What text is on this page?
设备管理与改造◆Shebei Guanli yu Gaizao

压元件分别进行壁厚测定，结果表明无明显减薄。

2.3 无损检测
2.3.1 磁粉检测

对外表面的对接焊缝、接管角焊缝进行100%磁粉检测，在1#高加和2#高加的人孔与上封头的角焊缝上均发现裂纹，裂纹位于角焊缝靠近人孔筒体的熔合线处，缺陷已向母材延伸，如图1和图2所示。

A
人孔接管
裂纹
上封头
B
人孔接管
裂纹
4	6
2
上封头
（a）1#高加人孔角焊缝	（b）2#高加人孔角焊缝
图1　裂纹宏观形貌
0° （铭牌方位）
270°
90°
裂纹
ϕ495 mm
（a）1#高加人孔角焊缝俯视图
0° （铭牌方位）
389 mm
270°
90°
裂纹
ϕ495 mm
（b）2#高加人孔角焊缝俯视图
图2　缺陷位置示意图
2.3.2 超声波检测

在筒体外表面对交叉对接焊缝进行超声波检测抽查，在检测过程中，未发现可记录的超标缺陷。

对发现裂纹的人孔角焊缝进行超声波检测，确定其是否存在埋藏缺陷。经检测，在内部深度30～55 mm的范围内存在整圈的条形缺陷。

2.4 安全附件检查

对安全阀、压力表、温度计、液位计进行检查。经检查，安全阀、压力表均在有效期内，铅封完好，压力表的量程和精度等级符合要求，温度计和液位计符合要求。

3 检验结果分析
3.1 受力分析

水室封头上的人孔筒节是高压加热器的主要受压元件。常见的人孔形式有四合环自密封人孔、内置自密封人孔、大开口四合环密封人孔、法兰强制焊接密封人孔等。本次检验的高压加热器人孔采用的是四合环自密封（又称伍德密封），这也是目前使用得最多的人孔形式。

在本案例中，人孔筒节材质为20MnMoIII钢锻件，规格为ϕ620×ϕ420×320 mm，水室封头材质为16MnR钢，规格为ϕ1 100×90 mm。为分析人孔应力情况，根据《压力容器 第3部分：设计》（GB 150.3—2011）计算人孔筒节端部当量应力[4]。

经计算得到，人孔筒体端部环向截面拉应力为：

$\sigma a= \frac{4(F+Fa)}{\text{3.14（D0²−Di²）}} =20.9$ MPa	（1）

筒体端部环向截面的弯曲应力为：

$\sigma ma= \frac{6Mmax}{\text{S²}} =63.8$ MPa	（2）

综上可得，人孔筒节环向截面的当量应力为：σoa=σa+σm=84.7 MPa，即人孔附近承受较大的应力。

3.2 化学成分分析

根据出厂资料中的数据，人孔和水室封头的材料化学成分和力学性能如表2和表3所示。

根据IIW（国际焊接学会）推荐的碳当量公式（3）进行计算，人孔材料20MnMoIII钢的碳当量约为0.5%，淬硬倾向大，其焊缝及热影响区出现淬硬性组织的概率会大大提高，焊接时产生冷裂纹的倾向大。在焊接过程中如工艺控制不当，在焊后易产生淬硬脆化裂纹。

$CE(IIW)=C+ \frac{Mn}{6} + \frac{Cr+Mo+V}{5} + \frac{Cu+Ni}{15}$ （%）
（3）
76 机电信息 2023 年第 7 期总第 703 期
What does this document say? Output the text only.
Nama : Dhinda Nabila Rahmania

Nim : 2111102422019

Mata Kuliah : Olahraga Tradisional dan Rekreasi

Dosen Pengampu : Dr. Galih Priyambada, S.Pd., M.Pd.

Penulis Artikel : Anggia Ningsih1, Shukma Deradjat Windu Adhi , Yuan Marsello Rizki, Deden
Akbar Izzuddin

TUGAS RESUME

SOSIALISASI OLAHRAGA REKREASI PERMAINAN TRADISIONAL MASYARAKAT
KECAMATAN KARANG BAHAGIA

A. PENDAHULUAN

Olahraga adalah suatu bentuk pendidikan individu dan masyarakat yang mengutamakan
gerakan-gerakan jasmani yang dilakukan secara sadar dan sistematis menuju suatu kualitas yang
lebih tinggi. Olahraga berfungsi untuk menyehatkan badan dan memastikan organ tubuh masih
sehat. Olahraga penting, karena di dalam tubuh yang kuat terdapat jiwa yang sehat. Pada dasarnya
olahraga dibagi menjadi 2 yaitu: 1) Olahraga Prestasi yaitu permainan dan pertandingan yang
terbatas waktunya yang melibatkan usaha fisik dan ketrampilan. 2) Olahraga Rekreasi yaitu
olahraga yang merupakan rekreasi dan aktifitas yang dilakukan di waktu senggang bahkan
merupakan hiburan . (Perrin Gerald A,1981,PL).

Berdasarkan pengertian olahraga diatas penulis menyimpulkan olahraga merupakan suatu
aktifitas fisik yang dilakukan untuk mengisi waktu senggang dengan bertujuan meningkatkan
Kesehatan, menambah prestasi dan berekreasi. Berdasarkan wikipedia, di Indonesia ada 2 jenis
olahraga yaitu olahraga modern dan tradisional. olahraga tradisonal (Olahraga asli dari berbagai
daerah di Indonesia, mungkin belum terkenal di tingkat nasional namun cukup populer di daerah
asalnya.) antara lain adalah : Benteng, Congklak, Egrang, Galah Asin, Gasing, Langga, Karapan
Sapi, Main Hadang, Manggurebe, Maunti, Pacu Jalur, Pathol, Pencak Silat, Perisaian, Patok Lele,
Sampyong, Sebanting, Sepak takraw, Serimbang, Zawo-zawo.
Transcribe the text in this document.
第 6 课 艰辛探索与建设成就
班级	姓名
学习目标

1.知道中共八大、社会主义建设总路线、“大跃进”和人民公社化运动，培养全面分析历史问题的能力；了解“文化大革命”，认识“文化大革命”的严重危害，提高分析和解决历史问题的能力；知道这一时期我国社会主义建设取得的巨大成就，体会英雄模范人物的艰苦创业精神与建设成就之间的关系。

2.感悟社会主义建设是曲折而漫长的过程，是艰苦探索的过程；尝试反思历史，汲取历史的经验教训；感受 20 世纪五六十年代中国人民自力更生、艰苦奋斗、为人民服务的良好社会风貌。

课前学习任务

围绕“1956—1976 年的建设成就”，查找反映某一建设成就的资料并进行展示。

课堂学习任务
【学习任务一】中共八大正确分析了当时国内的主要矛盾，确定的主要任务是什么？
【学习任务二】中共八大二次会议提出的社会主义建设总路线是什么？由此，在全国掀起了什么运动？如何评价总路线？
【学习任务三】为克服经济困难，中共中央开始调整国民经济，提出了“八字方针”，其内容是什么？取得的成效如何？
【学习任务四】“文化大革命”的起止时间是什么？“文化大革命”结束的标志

════════════════

STATED EXERCISE - Above are the records; copy exactly the lines from the one with "Transcribe the text in this document." through the final line.

RESPONSE -
Transcribe the text in this document.
第 6 课 艰辛探索与建设成就
班级	姓名
学习目标

1.知道中共八大、社会主义建设总路线、“大跃进”和人民公社化运动，培养全面分析历史问题的能力；了解“文化大革命”，认识“文化大革命”的严重危害，提高分析和解决历史问题的能力；知道这一时期我国社会主义建设取得的巨大成就，体会英雄模范人物的艰苦创业精神与建设成就之间的关系。

2.感悟社会主义建设是曲折而漫长的过程，是艰苦探索的过程；尝试反思历史，汲取历史的经验教训；感受 20 世纪五六十年代中国人民自力更生、艰苦奋斗、为人民服务的良好社会风貌。

课前学习任务

围绕“1956—1976 年的建设成就”，查找反映某一建设成就的资料并进行展示。

课堂学习任务
【学习任务一】中共八大正确分析了当时国内的主要矛盾，确定的主要任务是什么？
【学习任务二】中共八大二次会议提出的社会主义建设总路线是什么？由此，在全国掀起了什么运动？如何评价总路线？
【学习任务三】为克服经济困难，中共中央开始调整国民经济，提出了“八字方针”，其内容是什么？取得的成效如何？
【学习任务四】“文化大革命”的起止时间是什么？“文化大革命”结束的标志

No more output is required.